> _Written exercise_: Return every line of the material exactly.

[Data rows start]

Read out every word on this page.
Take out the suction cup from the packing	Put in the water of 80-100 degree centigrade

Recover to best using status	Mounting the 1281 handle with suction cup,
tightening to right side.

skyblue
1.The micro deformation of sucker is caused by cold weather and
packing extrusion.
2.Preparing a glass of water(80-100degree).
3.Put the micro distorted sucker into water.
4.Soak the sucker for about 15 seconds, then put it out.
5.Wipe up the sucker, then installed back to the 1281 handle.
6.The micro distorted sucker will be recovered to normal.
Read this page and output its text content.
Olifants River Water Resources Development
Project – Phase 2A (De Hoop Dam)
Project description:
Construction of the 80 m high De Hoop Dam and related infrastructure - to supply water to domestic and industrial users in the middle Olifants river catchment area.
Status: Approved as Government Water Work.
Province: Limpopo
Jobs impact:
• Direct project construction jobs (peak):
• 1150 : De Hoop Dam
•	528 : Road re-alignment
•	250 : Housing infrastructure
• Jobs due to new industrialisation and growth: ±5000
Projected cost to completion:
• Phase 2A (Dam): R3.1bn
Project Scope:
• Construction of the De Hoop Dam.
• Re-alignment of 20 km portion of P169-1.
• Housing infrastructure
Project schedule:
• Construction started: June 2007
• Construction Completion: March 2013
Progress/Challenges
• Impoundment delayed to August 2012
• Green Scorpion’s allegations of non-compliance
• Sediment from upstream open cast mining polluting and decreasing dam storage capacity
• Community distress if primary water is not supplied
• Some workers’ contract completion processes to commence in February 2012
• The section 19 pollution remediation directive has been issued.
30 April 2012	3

[Data rows end]

> _Answer for this exercise_:
Read out every word on this page.
Take out the suction cup from the packing	Put in the water of 80-100 degree centigrade

Recover to best using status	Mounting the 1281 handle with suction cup,
tightening to right side.

skyblue
1.The micro deformation of sucker is caused by cold weather and
packing extrusion.
2.Preparing a glass of water(80-100degree).
3.Put the micro distorted sucker into water.
4.Soak the sucker for about 15 seconds, then put it out.
5.Wipe up the sucker, then installed back to the 1281 handle.
6.The micro distorted sucker will be recovered to normal.
Read this page and output its text content.
Olifants River Water Resources Development
Project – Phase 2A (De Hoop Dam)
Project description:
Construction of the 80 m high De Hoop Dam and related infrastructure - to supply water to domestic and industrial users in the middle Olifants river catchment area.
Status: Approved as Government Water Work.
Province: Limpopo
Jobs impact:
• Direct project construction jobs (peak):
• 1150 : De Hoop Dam
•	528 : Road re-alignment
•	250 : Housing infrastructure
• Jobs due to new industrialisation and growth: ±5000
Projected cost to completion:
• Phase 2A (Dam): R3.1bn
Project Scope:
• Construction of the De Hoop Dam.
• Re-alignment of 20 km portion of P169-1.
• Housing infrastructure
Project schedule:
• Construction started: June 2007
• Construction Completion: March 2013
Progress/Challenges
• Impoundment delayed to August 2012
• Green Scorpion’s allegations of non-compliance
• Sediment from upstream open cast mining polluting and decreasing dam storage capacity
• Community distress if primary water is not supplied
• Some workers’ contract completion processes to commence in February 2012
• The section 19 pollution remediation directive has been issued.
30 April 2012	3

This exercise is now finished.